▸ Text section:
His first season in Denmark was mixed, the team struggled, finishing 8th in the regular season and went out of the play-offs in the first round. Nevertheless, Martin managed to register 21 points in 42 games. AaB had a much better season in 2009-10, finishing 2nd in the league, before being swept in the play-off finals by SønderjyskE. Following his second year in Denmark, Martin retired from professional hockey.

In 2011, Martin was inducted to the British Ice Hockey Hall of Fame as a result of his strong career in the UK.

==Awards and achievements==
- CHL Memorial Cup Winner (1993)
- BISL Second All-Star Team (2000) & (2001)
- British champion (2005)
- British Grand Slam (2005)
- Challenge Cup winner (2005 & 2007)
- EIHL All-Star First Team (2005, 2006, 2007 & 2008)
- EIHL champion (2005, 2007, 2008)
- EIHL MVP (2005)
- British Ice Hockey Hall of Fame inductee (2011)

▸ Structured page parsing data:
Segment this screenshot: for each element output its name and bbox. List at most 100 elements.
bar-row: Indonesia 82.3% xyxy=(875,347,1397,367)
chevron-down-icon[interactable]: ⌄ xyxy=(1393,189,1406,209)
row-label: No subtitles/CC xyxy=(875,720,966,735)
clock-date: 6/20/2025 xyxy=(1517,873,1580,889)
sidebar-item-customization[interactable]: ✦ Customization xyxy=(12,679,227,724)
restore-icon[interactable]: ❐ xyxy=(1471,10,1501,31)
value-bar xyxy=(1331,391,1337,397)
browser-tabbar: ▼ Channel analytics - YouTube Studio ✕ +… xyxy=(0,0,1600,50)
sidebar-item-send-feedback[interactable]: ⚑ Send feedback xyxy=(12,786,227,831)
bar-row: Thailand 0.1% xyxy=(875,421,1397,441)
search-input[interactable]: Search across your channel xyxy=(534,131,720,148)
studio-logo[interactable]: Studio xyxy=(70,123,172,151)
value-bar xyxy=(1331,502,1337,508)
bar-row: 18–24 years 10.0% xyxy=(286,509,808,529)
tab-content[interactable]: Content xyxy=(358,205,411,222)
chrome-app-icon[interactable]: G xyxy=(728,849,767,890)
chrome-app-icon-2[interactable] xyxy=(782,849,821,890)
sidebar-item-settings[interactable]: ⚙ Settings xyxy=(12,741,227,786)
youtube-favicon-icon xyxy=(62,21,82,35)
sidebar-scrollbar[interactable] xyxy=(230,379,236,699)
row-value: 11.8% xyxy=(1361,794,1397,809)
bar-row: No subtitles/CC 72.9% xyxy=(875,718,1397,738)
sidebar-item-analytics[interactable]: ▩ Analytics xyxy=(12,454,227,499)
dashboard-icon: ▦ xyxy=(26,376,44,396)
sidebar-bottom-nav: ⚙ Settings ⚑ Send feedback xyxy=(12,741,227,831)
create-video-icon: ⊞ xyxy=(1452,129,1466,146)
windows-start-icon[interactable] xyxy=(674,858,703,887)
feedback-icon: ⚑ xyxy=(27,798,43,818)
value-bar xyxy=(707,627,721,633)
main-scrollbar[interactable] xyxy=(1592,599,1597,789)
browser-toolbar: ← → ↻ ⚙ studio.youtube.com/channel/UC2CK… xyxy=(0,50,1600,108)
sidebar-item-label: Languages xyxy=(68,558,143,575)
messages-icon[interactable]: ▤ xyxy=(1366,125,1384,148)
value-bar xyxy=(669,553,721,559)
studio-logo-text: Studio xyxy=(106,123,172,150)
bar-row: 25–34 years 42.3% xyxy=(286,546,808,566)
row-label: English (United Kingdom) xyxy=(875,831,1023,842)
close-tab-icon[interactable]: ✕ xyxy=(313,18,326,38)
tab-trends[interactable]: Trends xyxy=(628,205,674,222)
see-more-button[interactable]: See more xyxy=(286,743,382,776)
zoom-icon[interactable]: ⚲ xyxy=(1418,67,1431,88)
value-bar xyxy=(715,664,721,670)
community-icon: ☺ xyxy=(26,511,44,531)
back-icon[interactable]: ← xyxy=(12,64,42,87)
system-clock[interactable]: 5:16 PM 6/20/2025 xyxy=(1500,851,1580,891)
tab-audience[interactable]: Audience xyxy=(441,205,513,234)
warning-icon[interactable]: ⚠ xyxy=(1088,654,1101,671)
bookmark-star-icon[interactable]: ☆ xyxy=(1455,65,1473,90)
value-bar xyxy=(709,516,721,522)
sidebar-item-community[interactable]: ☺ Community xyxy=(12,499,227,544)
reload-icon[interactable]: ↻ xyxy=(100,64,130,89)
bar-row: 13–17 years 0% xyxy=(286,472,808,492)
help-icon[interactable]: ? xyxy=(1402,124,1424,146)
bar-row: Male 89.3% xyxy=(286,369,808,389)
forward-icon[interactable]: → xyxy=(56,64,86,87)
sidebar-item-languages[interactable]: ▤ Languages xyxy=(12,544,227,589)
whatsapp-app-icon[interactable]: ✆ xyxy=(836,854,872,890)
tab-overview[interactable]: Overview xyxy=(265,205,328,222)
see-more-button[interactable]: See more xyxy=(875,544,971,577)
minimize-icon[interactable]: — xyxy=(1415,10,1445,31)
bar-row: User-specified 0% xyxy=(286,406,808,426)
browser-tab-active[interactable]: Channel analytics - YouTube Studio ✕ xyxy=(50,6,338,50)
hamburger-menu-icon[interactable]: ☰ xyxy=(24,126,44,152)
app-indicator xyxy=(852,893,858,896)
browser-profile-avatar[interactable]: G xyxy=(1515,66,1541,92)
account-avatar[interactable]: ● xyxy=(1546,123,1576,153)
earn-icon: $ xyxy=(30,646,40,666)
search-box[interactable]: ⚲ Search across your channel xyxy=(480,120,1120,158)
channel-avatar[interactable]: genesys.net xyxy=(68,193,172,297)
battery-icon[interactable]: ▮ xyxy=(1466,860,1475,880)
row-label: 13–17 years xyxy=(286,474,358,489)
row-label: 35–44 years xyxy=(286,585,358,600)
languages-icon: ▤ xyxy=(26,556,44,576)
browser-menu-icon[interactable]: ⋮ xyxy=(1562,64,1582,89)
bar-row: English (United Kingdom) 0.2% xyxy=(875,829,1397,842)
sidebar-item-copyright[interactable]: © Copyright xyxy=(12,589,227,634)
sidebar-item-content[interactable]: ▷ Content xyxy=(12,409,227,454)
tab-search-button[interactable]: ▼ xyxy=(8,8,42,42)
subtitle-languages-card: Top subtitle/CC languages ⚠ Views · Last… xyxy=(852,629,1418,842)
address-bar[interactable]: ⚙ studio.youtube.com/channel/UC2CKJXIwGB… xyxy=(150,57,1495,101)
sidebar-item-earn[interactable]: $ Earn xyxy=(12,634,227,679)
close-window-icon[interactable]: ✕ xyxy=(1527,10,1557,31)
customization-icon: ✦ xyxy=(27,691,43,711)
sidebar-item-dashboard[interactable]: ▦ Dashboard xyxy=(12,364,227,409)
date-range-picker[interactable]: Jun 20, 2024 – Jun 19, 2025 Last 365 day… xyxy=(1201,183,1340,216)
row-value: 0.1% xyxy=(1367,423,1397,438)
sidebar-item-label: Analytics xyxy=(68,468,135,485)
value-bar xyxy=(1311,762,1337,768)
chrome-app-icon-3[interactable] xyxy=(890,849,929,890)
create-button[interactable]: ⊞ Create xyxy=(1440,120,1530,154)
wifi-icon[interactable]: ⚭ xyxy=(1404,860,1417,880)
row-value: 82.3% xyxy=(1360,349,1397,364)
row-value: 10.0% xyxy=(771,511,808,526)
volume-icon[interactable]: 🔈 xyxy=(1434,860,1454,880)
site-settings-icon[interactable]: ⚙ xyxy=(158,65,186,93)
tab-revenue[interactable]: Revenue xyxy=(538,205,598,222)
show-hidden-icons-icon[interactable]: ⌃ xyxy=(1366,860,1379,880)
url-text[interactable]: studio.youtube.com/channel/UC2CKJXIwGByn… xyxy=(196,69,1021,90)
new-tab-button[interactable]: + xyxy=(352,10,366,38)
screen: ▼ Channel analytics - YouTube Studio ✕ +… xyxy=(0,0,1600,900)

▸ Problems and tasks:
• 1. According to the career text, which team swept AaB in the 2009-10 play-off finals?
• 2. Rewrite the career text starting with "His first season" and going on through "(2005, 2007, 2008)", using "Scandinavia" in place of "Denmark".
These records come from a separate source.

▸ Solutions per task:
• 1. SønderjyskE

• 2.
His first season in Scandinavia was mixed, the team struggled, finishing 8th in the regular season and went out of the play-offs in the first round. Nevertheless, Martin managed to register 21 points in 42 games. AaB had a much better season in 2009-10, finishing 2nd in the league, before being swept in the play-off finals by SønderjyskE. Following his second year in Scandinavia, Martin retired from professional hockey.

In 2011, Martin was inducted to the British Ice Hockey Hall of Fame as a result of his strong career in the UK.

==Awards and achievements==
- CHL Memorial Cup Winner (1993)
- BISL Second All-Star Team (2000) & (2001)
- British champion (2005)
- British Grand Slam (2005)
- Challenge Cup winner (2005 & 2007)
- EIHL All-Star First Team (2005, 2006, 2007 & 2008)
- EIHL champion (2005, 2007, 2008)